━━━ Input records

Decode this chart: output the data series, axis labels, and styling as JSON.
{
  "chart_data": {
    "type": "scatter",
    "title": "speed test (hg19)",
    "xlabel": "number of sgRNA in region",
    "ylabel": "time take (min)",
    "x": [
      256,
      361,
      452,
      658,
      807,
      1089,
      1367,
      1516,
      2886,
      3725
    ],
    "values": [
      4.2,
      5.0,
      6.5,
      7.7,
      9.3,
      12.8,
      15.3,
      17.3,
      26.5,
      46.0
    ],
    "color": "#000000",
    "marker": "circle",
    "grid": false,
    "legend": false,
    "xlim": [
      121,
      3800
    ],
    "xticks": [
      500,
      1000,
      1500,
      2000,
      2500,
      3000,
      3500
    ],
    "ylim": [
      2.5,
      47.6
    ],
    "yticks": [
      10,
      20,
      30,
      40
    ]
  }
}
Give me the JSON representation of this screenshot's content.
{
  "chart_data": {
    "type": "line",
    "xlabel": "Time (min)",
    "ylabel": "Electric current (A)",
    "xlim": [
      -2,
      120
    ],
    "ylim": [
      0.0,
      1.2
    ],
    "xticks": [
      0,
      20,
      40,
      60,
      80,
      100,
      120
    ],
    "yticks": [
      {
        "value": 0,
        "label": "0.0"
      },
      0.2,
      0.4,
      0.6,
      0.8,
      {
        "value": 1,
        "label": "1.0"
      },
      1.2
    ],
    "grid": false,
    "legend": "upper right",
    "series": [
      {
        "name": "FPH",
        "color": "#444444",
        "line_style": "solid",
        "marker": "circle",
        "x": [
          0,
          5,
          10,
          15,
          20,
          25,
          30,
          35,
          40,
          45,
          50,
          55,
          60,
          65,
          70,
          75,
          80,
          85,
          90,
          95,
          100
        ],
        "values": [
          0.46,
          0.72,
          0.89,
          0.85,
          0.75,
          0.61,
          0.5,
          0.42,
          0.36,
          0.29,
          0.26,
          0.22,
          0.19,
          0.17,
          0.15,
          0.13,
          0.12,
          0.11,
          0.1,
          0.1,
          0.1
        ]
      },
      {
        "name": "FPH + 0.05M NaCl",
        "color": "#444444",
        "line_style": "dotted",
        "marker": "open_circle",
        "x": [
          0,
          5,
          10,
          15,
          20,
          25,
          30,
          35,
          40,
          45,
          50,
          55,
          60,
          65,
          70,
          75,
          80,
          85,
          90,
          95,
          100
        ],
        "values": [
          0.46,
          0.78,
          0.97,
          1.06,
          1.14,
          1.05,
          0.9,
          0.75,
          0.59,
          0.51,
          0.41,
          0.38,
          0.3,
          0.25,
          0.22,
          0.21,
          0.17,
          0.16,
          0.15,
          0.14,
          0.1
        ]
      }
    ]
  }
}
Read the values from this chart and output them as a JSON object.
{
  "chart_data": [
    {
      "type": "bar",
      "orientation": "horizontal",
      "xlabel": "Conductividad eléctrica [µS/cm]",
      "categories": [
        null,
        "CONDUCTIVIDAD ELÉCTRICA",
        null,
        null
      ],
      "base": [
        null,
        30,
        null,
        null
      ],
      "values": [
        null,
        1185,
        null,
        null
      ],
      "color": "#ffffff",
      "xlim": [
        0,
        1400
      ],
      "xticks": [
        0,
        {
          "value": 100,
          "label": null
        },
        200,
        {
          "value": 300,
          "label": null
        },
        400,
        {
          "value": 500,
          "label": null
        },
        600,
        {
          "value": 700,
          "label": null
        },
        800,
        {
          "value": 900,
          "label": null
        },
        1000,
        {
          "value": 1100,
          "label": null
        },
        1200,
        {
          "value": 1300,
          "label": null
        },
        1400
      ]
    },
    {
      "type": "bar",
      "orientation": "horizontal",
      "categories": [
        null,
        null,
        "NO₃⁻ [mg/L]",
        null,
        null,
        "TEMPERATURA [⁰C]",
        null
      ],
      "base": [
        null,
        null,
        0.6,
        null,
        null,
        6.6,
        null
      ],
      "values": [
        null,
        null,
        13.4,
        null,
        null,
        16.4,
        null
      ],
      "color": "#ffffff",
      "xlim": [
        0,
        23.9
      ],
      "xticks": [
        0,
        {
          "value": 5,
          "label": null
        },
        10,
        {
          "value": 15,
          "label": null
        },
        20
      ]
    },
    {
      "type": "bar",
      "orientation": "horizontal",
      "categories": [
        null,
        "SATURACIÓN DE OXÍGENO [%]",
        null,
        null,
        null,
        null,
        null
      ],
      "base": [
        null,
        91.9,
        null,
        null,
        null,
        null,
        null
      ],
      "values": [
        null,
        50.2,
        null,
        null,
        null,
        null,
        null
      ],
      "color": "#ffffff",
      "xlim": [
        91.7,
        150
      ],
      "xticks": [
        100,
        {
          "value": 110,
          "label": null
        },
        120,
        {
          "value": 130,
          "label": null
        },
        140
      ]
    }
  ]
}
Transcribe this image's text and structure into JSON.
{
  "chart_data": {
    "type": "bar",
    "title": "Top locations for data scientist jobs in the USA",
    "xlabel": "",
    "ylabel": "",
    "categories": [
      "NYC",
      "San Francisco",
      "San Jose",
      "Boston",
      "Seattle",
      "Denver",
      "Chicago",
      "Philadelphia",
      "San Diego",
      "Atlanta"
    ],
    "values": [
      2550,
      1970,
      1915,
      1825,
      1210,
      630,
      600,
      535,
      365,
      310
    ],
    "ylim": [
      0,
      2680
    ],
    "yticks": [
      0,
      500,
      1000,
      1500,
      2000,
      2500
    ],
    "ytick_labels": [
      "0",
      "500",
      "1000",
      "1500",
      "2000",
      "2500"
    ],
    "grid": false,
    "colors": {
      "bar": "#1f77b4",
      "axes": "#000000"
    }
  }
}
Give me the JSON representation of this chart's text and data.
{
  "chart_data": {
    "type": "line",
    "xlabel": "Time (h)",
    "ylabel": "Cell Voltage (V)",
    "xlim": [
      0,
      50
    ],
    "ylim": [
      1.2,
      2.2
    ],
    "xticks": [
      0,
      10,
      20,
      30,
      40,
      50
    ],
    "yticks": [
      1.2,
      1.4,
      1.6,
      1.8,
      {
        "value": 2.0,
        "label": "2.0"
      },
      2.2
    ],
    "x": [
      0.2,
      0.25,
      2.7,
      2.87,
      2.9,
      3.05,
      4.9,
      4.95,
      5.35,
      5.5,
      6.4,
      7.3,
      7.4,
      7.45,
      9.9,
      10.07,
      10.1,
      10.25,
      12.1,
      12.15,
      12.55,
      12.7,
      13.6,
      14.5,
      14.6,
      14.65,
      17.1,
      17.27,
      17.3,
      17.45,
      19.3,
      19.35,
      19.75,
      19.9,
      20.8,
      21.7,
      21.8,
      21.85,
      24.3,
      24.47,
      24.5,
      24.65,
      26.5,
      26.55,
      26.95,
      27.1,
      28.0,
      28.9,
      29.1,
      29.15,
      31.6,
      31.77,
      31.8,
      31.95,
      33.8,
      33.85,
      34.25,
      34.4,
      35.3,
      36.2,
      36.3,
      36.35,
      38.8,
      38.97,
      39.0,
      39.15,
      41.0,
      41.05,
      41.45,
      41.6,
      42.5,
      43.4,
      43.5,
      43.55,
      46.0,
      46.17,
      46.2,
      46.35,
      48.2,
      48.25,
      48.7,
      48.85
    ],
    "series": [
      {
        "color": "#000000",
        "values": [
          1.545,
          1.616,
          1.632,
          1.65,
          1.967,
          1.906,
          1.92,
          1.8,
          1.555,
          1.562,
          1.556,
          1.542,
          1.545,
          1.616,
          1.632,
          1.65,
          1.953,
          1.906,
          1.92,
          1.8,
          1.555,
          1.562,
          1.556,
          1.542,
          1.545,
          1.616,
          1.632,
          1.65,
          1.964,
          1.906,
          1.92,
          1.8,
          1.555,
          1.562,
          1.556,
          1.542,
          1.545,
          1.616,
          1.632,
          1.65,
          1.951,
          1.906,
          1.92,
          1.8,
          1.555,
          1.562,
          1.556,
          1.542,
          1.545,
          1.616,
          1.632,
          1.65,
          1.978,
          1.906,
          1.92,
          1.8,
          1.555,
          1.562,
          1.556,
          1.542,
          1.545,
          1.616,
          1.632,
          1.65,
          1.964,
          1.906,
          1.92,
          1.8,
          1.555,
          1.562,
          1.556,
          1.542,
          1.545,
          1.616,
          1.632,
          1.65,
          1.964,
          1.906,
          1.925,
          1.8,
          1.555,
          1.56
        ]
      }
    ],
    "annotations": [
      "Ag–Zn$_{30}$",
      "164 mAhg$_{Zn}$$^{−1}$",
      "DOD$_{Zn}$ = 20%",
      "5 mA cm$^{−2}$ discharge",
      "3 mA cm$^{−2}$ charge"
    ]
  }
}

━━━━━━

What is needed
Pick out and copy the lines of the entries that hold the string "Give".

In response
Give me the JSON representation of this screenshot's content.
Give me the JSON representation of this chart's text and data.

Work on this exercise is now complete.